### INFORMATION SHOWN

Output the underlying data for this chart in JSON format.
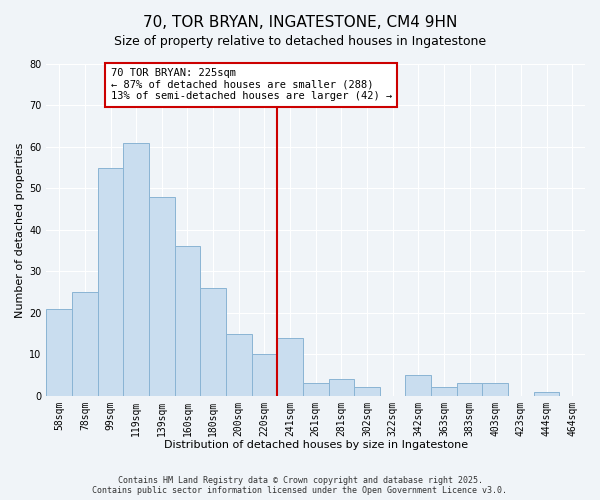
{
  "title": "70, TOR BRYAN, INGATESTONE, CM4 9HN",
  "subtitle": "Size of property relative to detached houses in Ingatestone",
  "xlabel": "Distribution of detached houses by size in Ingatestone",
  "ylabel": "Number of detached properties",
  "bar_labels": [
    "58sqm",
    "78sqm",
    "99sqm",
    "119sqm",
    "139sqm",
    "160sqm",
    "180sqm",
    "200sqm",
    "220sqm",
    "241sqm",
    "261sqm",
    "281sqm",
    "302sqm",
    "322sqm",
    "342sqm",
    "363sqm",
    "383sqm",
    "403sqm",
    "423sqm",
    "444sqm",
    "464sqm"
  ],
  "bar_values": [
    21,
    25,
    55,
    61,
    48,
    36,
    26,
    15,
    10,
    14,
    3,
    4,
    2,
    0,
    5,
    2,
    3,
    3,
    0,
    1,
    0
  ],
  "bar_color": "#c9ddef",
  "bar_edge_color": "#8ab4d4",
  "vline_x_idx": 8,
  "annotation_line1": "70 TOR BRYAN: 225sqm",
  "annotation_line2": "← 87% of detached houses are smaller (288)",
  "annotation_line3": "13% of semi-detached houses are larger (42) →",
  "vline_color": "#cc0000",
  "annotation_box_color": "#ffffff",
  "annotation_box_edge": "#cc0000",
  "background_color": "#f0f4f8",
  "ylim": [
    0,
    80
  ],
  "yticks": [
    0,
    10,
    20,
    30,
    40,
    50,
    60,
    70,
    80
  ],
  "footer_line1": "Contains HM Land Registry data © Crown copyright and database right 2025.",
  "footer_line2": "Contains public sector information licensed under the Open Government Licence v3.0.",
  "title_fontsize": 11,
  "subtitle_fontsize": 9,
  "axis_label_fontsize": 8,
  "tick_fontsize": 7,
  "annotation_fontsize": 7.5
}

### TASK INSTRUCTIONS
Pick out the lines containing the string "BRYAN".

### WRITTEN RESPONSE
  "title": "70, TOR BRYAN, INGATESTONE, CM4 9HN",
  "annotation_line1": "70 TOR BRYAN: 225sqm",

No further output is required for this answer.